▸ **Data excerpts**:
## BEGIN
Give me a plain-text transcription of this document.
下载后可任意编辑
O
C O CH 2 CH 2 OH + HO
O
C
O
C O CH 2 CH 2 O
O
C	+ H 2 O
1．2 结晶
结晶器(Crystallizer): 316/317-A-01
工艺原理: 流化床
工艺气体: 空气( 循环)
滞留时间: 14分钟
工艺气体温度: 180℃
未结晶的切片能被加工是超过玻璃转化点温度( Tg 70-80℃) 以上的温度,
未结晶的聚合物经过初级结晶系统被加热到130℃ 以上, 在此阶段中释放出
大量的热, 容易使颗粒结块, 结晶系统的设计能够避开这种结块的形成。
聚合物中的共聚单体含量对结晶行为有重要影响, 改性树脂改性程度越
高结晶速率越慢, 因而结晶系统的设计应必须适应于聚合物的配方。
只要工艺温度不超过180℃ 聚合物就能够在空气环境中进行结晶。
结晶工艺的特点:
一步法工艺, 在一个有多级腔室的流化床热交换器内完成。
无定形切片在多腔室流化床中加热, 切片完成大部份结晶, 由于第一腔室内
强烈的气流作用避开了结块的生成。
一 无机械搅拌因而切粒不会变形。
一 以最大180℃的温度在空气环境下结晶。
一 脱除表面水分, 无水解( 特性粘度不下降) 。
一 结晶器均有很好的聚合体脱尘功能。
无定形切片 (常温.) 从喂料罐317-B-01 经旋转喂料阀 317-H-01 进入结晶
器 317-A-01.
## END
Retype the listing. Match it exactly.

Give me a plain-text transcription of this document.
下载后可任意编辑
O
C O CH 2 CH 2 OH + HO
O
C
O
C O CH 2 CH 2 O
O
C	+ H 2 O
1．2 结晶
结晶器(Crystallizer): 316/317-A-01
工艺原理: 流化床
工艺气体: 空气( 循环)
滞留时间: 14分钟
工艺气体温度: 180℃
未结晶的切片能被加工是超过玻璃转化点温度( Tg 70-80℃) 以上的温度,
未结晶的聚合物经过初级结晶系统被加热到130℃ 以上, 在此阶段中释放出
大量的热, 容易使颗粒结块, 结晶系统的设计能够避开这种结块的形成。
聚合物中的共聚单体含量对结晶行为有重要影响, 改性树脂改性程度越
高结晶速率越慢, 因而结晶系统的设计应必须适应于聚合物的配方。
只要工艺温度不超过180℃ 聚合物就能够在空气环境中进行结晶。
结晶工艺的特点:
一步法工艺, 在一个有多级腔室的流化床热交换器内完成。
无定形切片在多腔室流化床中加热, 切片完成大部份结晶, 由于第一腔室内
强烈的气流作用避开了结块的生成。
一 无机械搅拌因而切粒不会变形。
一 以最大180℃的温度在空气环境下结晶。
一 脱除表面水分, 无水解( 特性粘度不下降) 。
一 结晶器均有很好的聚合体脱尘功能。
无定形切片 (常温.) 从喂料罐317-B-01 经旋转喂料阀 317-H-01 进入结晶
器 317-A-01.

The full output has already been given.